* _YOUR INSTRUCTIONS_:
From the text on sculptor Martin Wolff below, list every person honored with one of his bust monuments at the Charité, along with the year given for each bust.

====== TEXT ======

Martin Wolff (19 May 1852, Berlin – 6 October 1919, Berlin) was a German sculptor.

== Life ==
He was the only son of sculptor Albert Wolff of Mecklenburg-Strelitz. From 1871 to 1875, he studied at the Prussian Academy of Art under Eduard Daege, followed by study trips to Vienna and Italy. His training was completed in his father's studio. In 1880, his figure group "Theseus Finden die Waffen Seines Vaters" (Theseus Finding His Father's Weapons) brought him a scholarship to Paris. From 1882 to 1883, he was in Rome and established his own studio upon returning to Berlin. The late 1890s proved to be a hard time for artists and his financial distress was relieved only when he was given a commission to work on the Kaiser's Siegesallee (Victory Avenue) project, possibly based on his father's reputation. His work earned him the Order of the Crown, Fourth Class. Although he became very successful afterward, he never grew beyond the Academic style taught to him by his father.

== Selected major works ==
- 1889-1898: Bust monuments for notable people who contributed to medicine and public health, at the Charité, Berlin: Heinrich Adolf von Bardeleben (1889), Eduard Heinrich Henoch (1890), Gustav Mehlhausen (1893), Ludwig Traube (1895) and Bernhard Spinola (1898). Due to the fact that Henoch, Traube and Spinola were Jewish, their busts were melted down in 1940. The busts have since been replaced with memorial trees.

====== RECORD EXCERPTS ======

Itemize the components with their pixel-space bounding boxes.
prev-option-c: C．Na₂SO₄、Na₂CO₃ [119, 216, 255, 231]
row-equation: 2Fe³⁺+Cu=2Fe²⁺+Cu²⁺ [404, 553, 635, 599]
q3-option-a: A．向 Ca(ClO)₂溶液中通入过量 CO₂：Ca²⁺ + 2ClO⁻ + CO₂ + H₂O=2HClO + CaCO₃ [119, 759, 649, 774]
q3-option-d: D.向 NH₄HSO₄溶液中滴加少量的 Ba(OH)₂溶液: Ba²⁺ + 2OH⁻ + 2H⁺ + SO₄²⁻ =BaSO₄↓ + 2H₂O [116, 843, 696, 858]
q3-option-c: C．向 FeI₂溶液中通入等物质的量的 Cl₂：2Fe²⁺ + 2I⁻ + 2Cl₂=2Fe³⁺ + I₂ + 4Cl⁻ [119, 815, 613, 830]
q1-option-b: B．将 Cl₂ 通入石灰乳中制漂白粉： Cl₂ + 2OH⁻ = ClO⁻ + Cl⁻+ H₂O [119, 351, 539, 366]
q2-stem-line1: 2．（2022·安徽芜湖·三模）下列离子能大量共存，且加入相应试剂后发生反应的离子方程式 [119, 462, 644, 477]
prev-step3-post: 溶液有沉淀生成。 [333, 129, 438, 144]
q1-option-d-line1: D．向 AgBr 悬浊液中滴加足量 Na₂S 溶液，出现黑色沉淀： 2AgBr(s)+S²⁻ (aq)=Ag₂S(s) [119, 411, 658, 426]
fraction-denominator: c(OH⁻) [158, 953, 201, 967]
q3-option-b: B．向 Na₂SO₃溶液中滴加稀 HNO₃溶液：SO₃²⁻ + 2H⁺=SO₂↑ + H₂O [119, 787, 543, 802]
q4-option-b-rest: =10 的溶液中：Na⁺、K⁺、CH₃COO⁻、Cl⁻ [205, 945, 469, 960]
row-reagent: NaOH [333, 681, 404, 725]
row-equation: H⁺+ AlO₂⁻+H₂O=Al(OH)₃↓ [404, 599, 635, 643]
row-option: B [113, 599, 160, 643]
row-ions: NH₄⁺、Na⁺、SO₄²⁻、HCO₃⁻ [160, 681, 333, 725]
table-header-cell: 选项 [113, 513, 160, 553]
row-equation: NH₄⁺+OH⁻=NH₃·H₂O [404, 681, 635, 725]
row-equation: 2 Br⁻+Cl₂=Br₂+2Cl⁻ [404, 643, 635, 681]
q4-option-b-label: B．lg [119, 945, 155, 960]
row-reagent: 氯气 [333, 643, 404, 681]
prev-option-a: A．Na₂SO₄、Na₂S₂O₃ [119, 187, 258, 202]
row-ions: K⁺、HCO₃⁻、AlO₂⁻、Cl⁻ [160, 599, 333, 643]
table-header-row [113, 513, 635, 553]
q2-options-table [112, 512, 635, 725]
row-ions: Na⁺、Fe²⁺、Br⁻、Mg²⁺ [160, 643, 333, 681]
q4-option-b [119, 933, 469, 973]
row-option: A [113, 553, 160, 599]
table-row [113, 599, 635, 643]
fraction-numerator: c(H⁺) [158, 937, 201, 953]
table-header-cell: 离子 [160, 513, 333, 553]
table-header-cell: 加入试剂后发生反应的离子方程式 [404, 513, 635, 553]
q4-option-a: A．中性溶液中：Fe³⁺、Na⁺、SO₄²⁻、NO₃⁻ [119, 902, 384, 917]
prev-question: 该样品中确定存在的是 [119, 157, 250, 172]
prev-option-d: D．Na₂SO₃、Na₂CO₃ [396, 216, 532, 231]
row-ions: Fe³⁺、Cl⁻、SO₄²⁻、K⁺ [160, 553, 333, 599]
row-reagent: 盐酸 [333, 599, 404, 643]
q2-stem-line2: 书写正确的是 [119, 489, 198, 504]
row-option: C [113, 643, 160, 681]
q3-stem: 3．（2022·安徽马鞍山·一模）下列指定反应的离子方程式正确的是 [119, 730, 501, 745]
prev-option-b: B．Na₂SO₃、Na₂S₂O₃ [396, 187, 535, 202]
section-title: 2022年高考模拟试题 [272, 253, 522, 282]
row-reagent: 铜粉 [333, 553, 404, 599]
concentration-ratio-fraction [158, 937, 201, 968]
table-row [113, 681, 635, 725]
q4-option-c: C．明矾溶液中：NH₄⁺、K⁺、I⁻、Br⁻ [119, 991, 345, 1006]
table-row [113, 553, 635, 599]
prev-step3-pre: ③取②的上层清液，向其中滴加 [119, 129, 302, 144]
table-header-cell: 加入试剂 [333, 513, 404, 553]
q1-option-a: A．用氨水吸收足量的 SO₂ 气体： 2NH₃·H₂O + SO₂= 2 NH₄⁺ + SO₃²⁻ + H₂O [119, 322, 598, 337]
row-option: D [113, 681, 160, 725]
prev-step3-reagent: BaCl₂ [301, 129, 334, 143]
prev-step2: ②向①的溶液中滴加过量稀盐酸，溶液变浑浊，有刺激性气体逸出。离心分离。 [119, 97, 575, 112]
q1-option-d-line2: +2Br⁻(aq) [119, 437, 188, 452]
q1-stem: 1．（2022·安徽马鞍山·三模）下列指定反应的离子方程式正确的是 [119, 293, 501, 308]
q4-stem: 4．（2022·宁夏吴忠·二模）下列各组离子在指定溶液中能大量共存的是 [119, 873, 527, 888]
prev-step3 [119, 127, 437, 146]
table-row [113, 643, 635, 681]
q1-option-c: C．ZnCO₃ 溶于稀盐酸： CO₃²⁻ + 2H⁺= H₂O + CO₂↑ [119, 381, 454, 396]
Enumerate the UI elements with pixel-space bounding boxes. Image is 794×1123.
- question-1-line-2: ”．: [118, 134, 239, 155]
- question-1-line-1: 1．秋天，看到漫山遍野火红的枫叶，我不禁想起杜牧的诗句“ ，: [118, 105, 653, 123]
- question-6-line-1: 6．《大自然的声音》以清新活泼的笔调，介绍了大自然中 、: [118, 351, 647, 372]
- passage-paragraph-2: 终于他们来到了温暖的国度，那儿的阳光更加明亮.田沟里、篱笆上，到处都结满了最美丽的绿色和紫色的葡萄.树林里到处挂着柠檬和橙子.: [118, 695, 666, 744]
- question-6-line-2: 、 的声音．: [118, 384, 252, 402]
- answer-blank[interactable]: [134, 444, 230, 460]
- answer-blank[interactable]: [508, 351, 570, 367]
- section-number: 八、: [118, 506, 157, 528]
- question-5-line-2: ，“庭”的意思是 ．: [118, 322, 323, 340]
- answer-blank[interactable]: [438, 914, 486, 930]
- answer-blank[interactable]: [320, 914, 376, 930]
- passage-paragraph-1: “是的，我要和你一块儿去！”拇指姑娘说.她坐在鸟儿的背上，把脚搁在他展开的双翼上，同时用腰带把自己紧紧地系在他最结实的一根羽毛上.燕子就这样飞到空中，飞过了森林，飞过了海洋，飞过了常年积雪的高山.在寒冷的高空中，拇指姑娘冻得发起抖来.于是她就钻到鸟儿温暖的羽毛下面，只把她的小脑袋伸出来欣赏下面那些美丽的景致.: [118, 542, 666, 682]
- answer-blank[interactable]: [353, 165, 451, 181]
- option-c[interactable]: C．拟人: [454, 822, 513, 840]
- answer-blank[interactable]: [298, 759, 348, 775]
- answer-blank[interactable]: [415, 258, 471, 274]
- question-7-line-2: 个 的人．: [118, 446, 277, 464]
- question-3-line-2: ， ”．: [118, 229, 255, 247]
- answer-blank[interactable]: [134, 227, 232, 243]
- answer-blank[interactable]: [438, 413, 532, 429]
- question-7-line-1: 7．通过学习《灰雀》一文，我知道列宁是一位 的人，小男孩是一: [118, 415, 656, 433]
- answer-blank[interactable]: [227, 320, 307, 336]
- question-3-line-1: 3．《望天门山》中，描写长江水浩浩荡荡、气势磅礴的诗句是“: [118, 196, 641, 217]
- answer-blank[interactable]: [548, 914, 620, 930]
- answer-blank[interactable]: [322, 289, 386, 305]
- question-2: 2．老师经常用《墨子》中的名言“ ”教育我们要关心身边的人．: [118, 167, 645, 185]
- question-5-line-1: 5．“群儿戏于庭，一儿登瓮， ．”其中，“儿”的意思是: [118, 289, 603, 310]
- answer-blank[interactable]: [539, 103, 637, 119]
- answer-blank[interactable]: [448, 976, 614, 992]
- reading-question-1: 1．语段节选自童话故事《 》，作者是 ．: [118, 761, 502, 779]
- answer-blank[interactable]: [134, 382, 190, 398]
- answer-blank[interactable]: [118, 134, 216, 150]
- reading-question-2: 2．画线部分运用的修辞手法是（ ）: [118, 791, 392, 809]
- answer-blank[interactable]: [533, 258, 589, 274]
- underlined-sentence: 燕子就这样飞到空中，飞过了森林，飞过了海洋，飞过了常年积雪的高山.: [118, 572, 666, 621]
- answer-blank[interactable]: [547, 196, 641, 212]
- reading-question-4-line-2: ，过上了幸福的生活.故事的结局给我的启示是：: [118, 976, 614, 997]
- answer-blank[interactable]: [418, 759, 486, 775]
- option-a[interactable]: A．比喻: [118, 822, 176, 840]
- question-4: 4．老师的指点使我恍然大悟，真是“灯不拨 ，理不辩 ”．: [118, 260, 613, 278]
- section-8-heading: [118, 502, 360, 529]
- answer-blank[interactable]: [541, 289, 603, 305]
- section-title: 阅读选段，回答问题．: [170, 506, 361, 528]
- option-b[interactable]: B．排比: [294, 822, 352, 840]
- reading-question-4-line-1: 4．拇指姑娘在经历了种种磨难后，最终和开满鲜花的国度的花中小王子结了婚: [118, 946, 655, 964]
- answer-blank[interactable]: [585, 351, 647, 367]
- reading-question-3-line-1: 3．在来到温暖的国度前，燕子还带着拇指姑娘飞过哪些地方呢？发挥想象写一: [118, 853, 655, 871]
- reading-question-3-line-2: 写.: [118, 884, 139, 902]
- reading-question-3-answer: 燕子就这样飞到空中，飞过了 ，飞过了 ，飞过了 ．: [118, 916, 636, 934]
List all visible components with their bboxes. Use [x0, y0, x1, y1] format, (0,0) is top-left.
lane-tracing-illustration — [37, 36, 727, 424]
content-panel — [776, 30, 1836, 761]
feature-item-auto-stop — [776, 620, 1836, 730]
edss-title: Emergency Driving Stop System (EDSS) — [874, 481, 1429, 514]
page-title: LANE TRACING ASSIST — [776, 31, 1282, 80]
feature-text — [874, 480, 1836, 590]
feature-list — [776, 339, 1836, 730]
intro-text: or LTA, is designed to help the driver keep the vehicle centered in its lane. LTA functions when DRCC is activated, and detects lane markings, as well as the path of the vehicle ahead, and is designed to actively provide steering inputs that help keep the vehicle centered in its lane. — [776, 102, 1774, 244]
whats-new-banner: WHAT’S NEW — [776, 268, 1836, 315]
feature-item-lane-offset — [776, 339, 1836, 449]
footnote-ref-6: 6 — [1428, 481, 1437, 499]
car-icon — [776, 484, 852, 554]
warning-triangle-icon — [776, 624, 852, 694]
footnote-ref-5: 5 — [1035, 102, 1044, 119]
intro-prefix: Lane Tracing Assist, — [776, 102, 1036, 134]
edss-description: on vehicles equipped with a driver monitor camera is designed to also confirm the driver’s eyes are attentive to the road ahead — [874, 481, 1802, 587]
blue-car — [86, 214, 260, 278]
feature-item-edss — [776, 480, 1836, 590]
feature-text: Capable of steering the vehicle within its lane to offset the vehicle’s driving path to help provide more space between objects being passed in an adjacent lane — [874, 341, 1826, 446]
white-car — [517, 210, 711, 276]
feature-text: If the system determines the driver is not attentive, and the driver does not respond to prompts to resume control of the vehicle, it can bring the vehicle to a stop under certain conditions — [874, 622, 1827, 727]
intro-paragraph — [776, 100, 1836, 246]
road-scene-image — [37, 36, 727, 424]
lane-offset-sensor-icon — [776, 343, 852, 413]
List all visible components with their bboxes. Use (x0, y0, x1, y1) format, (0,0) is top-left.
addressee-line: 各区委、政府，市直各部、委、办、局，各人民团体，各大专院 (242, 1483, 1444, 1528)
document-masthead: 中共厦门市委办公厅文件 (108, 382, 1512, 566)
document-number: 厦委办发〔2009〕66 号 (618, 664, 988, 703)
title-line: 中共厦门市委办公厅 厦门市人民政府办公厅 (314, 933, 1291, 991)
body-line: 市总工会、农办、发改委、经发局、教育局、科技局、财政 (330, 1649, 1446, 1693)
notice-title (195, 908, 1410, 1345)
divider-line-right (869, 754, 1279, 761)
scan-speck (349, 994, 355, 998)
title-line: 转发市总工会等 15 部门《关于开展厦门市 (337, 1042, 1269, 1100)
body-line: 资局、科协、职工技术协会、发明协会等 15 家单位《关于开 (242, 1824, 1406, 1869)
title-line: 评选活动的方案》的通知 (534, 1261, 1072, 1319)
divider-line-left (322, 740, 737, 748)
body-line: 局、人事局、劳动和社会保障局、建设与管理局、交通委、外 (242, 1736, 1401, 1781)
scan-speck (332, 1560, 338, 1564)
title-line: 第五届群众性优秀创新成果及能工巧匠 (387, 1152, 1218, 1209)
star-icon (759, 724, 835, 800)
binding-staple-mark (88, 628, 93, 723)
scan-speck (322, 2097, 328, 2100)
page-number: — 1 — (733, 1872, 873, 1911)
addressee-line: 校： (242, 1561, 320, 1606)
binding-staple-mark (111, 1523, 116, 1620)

======

* _COMPLETED EXERCISE_:
Heinrich Adolf von Bardeleben (1889)
Eduard Heinrich Henoch (1890)
Gustav Mehlhausen (1893)
Ludwig Traube (1895)
Bernhard Spinola (1898)